Aim of the exercise
Tally the lines that hold the word "plain" and reply with that figure only.
__________
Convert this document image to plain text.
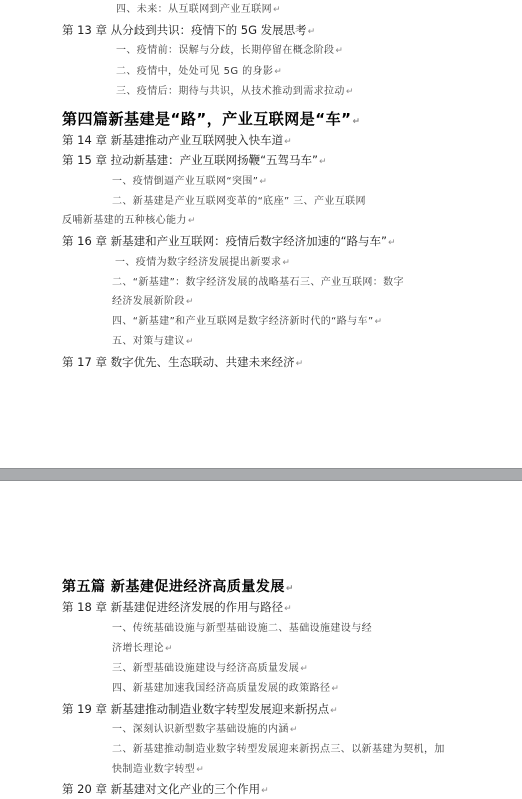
四、未来：从互联网到产业互联网↵
第 13 章 从分歧到共识：疫情下的 5G 发展思考↵
一、疫情前：误解与分歧，长期停留在概念阶段↵
二、疫情中，处处可见 5G 的身影↵
三、疫情后：期待与共识，从技术推动到需求拉动↵
第四篇新基建是“路”，产业互联网是“车”↵
第 14 章 新基建推动产业互联网驶入快车道↵
第 15 章 拉动新基建：产业互联网扬鞭“五驾马车”↵
一、疫情倒逼产业互联网“突围”↵
二、新基建是产业互联网变革的“底座” 三、产业互联网
反哺新基建的五种核心能力↵
第 16 章 新基建和产业互联网：疫情后数字经济加速的“路与车”↵
一、疫情为数字经济发展提出新要求↵
二、“新基建”：数字经济发展的战略基石三、产业互联网：数字
经济发展新阶段↵
四、“新基建”和产业互联网是数字经济新时代的“路与车”↵
五、对策与建议↵
第 17 章 数字优先、生态联动、共建未来经济↵
第五篇 新基建促进经济高质量发展↵
第 18 章 新基建促进经济发展的作用与路径↵
一、传统基础设施与新型基础设施二、基础设施建设与经
济增长理论↵
三、新型基础设施建设与经济高质量发展↵
四、新基建加速我国经济高质量发展的政策路径↵
第 19 章 新基建推动制造业数字转型发展迎来新拐点↵
一、深刻认识新型数字基础设施的内涵↵
二、新基建推动制造业数字转型发展迎来新拐点三、以新基建为契机，加
快制造业数字转型↵
第 20 章 新基建对文化产业的三个作用↵
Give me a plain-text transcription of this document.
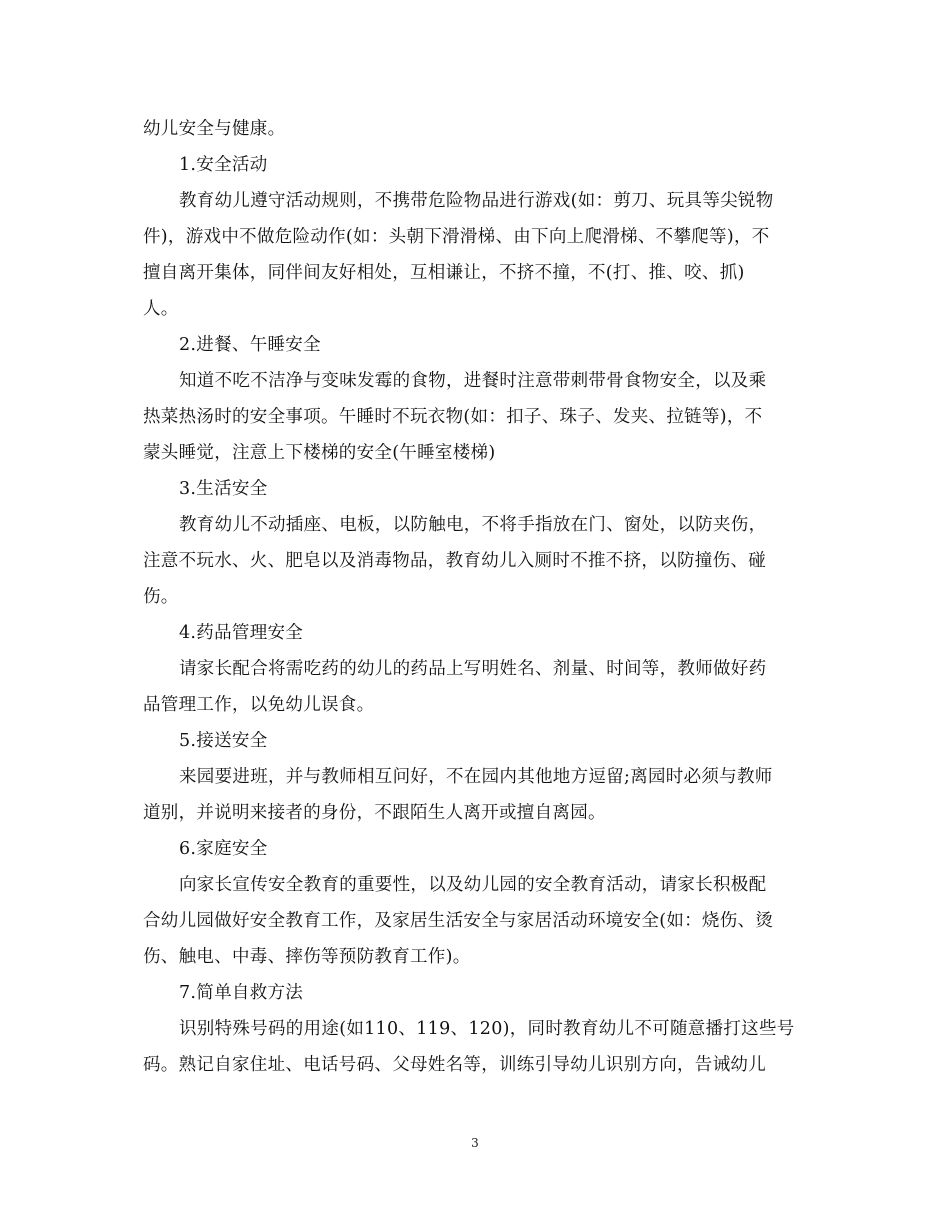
幼儿安全与健康。
1.安全活动
教育幼儿遵守活动规则，不携带危险物品进行游戏(如：剪刀、玩具等尖锐物
件)，游戏中不做危险动作(如：头朝下滑滑梯、由下向上爬滑梯、不攀爬等)，不
擅自离开集体，同伴间友好相处，互相谦让，不挤不撞，不(打、推、咬、抓)
人。
2.进餐、午睡安全
知道不吃不洁净与变味发霉的食物，进餐时注意带刺带骨食物安全，以及乘
热菜热汤时的安全事项。午睡时不玩衣物(如：扣子、珠子、发夹、拉链等)，不
蒙头睡觉，注意上下楼梯的安全(午睡室楼梯)
3.生活安全
教育幼儿不动插座、电板，以防触电，不将手指放在门、窗处，以防夹伤，
注意不玩水、火、肥皂以及消毒物品，教育幼儿入厕时不推不挤，以防撞伤、碰
伤。
4.药品管理安全
请家长配合将需吃药的幼儿的药品上写明姓名、剂量、时间等，教师做好药
品管理工作，以免幼儿误食。
5.接送安全
来园要进班，并与教师相互问好，不在园内其他地方逗留;离园时必须与教师
道别，并说明来接者的身份，不跟陌生人离开或擅自离园。
6.家庭安全
向家长宣传安全教育的重要性，以及幼儿园的安全教育活动，请家长积极配
合幼儿园做好安全教育工作，及家居生活安全与家居活动环境安全(如：烧伤、烫
伤、触电、中毒、摔伤等预防教育工作)。
7.简单自救方法
识别特殊号码的用途(如110、119、120)，同时教育幼儿不可随意播打这些号
码。熟记自家住址、电话号码、父母姓名等，训练引导幼儿识别方向，告诫幼儿
3
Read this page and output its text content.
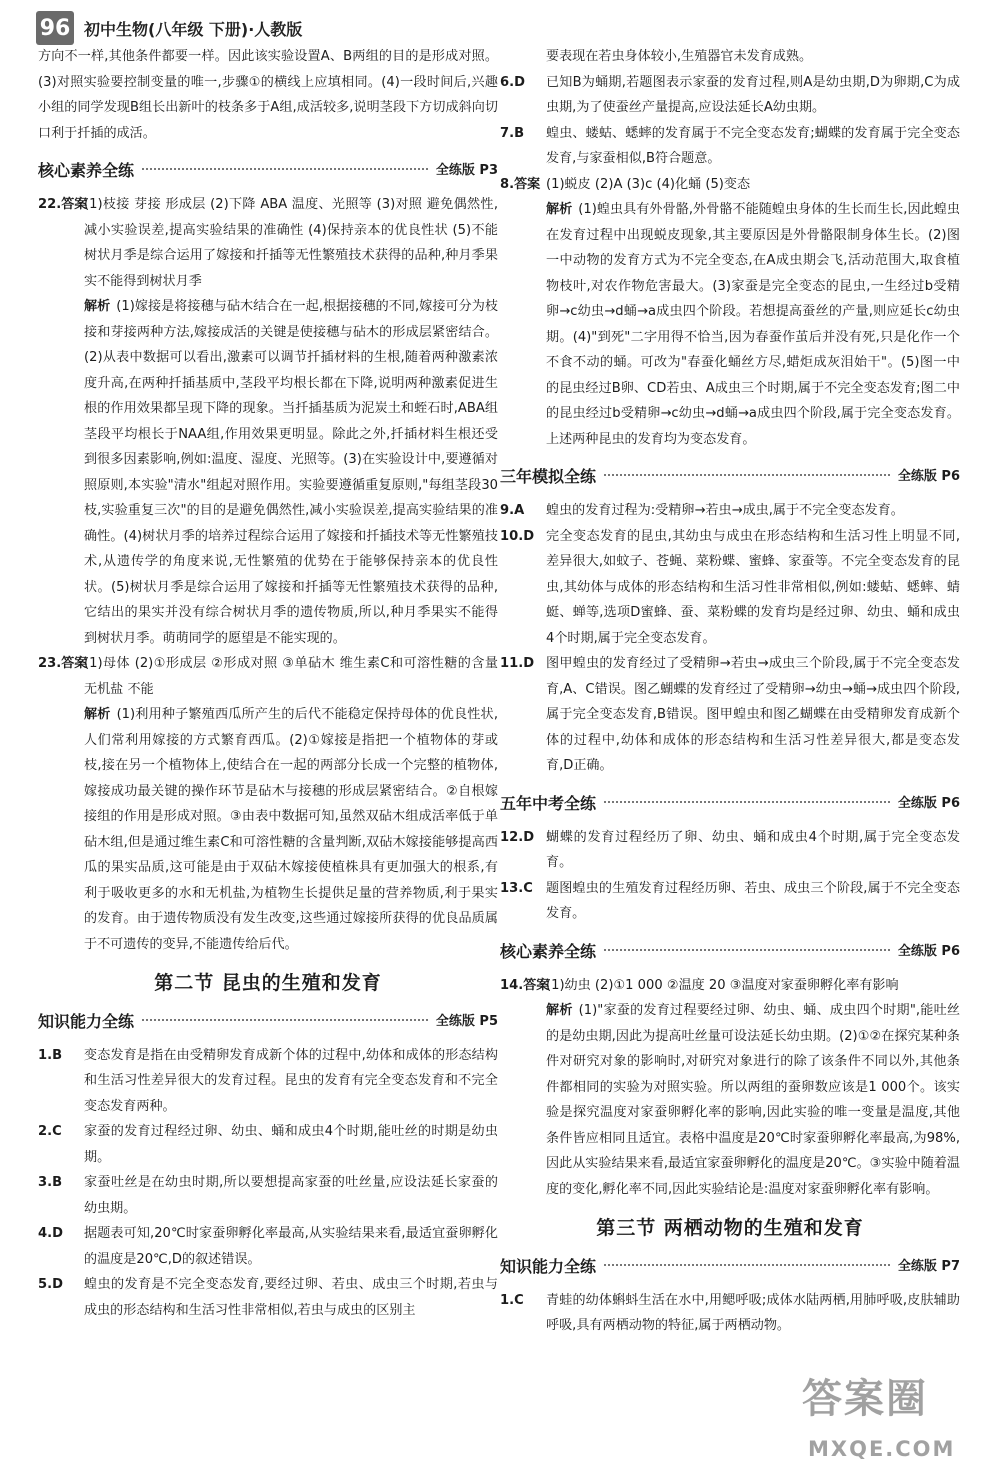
96 初中生物(八年级 下册)·人教版

方向不一样,其他条件都要一样。因此该实验设置A、B两组的目的是形成对照。(3)对照实验要控制变量的唯一,步骤①的横线上应填相同。(4)一段时间后,兴趣小组的同学发现B组长出新叶的枝条多于A组,成活较多,说明茎段下方切成斜向切口利于扦插的成活。

核心素养全练	全练版 P3
22.答案
(1)枝接 芽接 形成层 (2)下降 ABA 温度、光照等 (3)对照 避免偶然性,减小实验误差,提高实验结果的准确性 (4)保持亲本的优良性状 (5)不能 树状月季是综合运用了嫁接和扦插等无性繁殖技术获得的品种,种月季果实不能得到树状月季
解析 (1)嫁接是将接穗与砧木结合在一起,根据接穗的不同,嫁接可分为枝接和芽接两种方法,嫁接成活的关键是使接穗与砧木的形成层紧密结合。(2)从表中数据可以看出,激素可以调节扦插材料的生根,随着两种激素浓度升高,在两种扦插基质中,茎段平均根长都在下降,说明两种激素促进生根的作用效果都呈现下降的现象。当扦插基质为泥炭土和蛭石时,ABA组茎段平均根长于NAA组,作用效果更明显。除此之外,扦插材料生根还受到很多因素影响,例如:温度、湿度、光照等。(3)在实验设计中,要遵循对照原则,本实验"清水"组起对照作用。实验要遵循重复原则,"每组茎段30枝,实验重复三次"的目的是避免偶然性,减小实验误差,提高实验结果的准确性。(4)树状月季的培养过程综合运用了嫁接和扦插技术等无性繁殖技术,从遗传学的角度来说,无性繁殖的优势在于能够保持亲本的优良性状。(5)树状月季是综合运用了嫁接和扦插等无性繁殖技术获得的品种,它结出的果实并没有综合树状月季的遗传物质,所以,种月季果实不能得到树状月季。萌萌同学的愿望是不能实现的。
23.答案
(1)母体 (2)①形成层 ②形成对照 ③单砧木 维生素C和可溶性糖的含量 无机盐 不能
解析 (1)利用种子繁殖西瓜所产生的后代不能稳定保持母体的优良性状,人们常利用嫁接的方式繁育西瓜。(2)①嫁接是指把一个植物体的芽或枝,接在另一个植物体上,使结合在一起的两部分长成一个完整的植物体,嫁接成功最关键的操作环节是砧木与接穗的形成层紧密结合。②自根嫁接组的作用是形成对照。③由表中数据可知,虽然双砧木组成活率低于单砧木组,但是通过维生素C和可溶性糖的含量判断,双砧木嫁接能够提高西瓜的果实品质,这可能是由于双砧木嫁接使植株具有更加强大的根系,有利于吸收更多的水和无机盐,为植物生长提供足量的营养物质,利于果实的发育。由于遗传物质没有发生改变,这些通过嫁接所获得的优良品质属于不可遗传的变异,不能遗传给后代。
第二节 昆虫的生殖和发育
知识能力全练	全练版 P5
1.B 变态发育是指在由受精卵发育成新个体的过程中,幼体和成体的形态结构和生活习性差异很大的发育过程。昆虫的发育有完全变态发育和不完全变态发育两种。
2.C 家蚕的发育过程经过卵、幼虫、蛹和成虫4个时期,能吐丝的时期是幼虫期。
3.B 家蚕吐丝是在幼虫时期,所以要想提高家蚕的吐丝量,应设法延长家蚕的幼虫期。
4.D 据题表可知,20℃时家蚕卵孵化率最高,从实验结果来看,最适宜蚕卵孵化的温度是20℃,D的叙述错误。
5.D 蝗虫的发育是不完全变态发育,要经过卵、若虫、成虫三个时期,若虫与成虫的形态结构和生活习性非常相似,若虫与成虫的区别主

要表现在若虫身体较小,生殖器官未发育成熟。

6.D 已知B为蛹期,若题图表示家蚕的发育过程,则A是幼虫期,D为卵期,C为成虫期,为了使蚕丝产量提高,应设法延长A幼虫期。
7.B 蝗虫、蝼蛄、蟋蟀的发育属于不完全变态发育;蝴蝶的发育属于完全变态发育,与家蚕相似,B符合题意。
8.答案 (1)蜕皮 (2)A (3)c (4)化蛹 (5)变态
解析 (1)蝗虫具有外骨骼,外骨骼不能随蝗虫身体的生长而生长,因此蝗虫在发育过程中出现蜕皮现象,其主要原因是外骨骼限制身体生长。(2)图一中动物的发育方式为不完全变态,在A成虫期会飞,活动范围大,取食植物枝叶,对农作物危害最大。(3)家蚕是完全变态的昆虫,一生经过b受精卵→c幼虫→d蛹→a成虫四个阶段。若想提高蚕丝的产量,则应延长c幼虫期。(4)"到死"二字用得不恰当,因为春蚕作茧后并没有死,只是化作一个不食不动的蛹。可改为"春蚕化蛹丝方尽,蜡炬成灰泪始干"。(5)图一中的昆虫经过B卵、CD若虫、A成虫三个时期,属于不完全变态发育;图二中的昆虫经过b受精卵→c幼虫→d蛹→a成虫四个阶段,属于完全变态发育。上述两种昆虫的发育均为变态发育。
三年模拟全练	全练版 P6
9.A 蝗虫的发育过程为:受精卵→若虫→成虫,属于不完全变态发育。
10.D 完全变态发育的昆虫,其幼虫与成虫在形态结构和生活习性上明显不同,差异很大,如蚊子、苍蝇、菜粉蝶、蜜蜂、家蚕等。不完全变态发育的昆虫,其幼体与成体的形态结构和生活习性非常相似,例如:蝼蛄、蟋蟀、蜻蜓、蝉等,选项D蜜蜂、蚕、菜粉蝶的发育均是经过卵、幼虫、蛹和成虫4个时期,属于完全变态发育。
11.D 图甲蝗虫的发育经过了受精卵→若虫→成虫三个阶段,属于不完全变态发育,A、C错误。图乙蝴蝶的发育经过了受精卵→幼虫→蛹→成虫四个阶段,属于完全变态发育,B错误。图甲蝗虫和图乙蝴蝶在由受精卵发育成新个体的过程中,幼体和成体的形态结构和生活习性差异很大,都是变态发育,D正确。
五年中考全练	全练版 P6
12.D 蝴蝶的发育过程经历了卵、幼虫、蛹和成虫4个时期,属于完全变态发育。
13.C 题图蝗虫的生殖发育过程经历卵、若虫、成虫三个阶段,属于不完全变态发育。
核心素养全练	全练版 P6
14.答案
(1)幼虫 (2)①1 000 ②温度 20 ③温度对家蚕卵孵化率有影响
解析 (1)"家蚕的发育过程要经过卵、幼虫、蛹、成虫四个时期",能吐丝的是幼虫期,因此为提高吐丝量可设法延长幼虫期。(2)①②在探究某种条件对研究对象的影响时,对研究对象进行的除了该条件不同以外,其他条件都相同的实验为对照实验。所以两组的蚕卵数应该是1 000个。该实验是探究温度对家蚕卵孵化率的影响,因此实验的唯一变量是温度,其他条件皆应相同且适宜。表格中温度是20℃时家蚕卵孵化率最高,为98%,因此从实验结果来看,最适宜家蚕卵孵化的温度是20℃。③实验中随着温度的变化,孵化率不同,因此实验结论是:温度对家蚕卵孵化率有影响。
第三节 两栖动物的生殖和发育
知识能力全练	全练版 P7
1.C 青蛙的幼体蝌蚪生活在水中,用鳃呼吸;成体水陆两栖,用肺呼吸,皮肤辅助呼吸,具有两栖动物的特征,属于两栖动物。
答案圈
MXQE.COM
__________
Complete output
2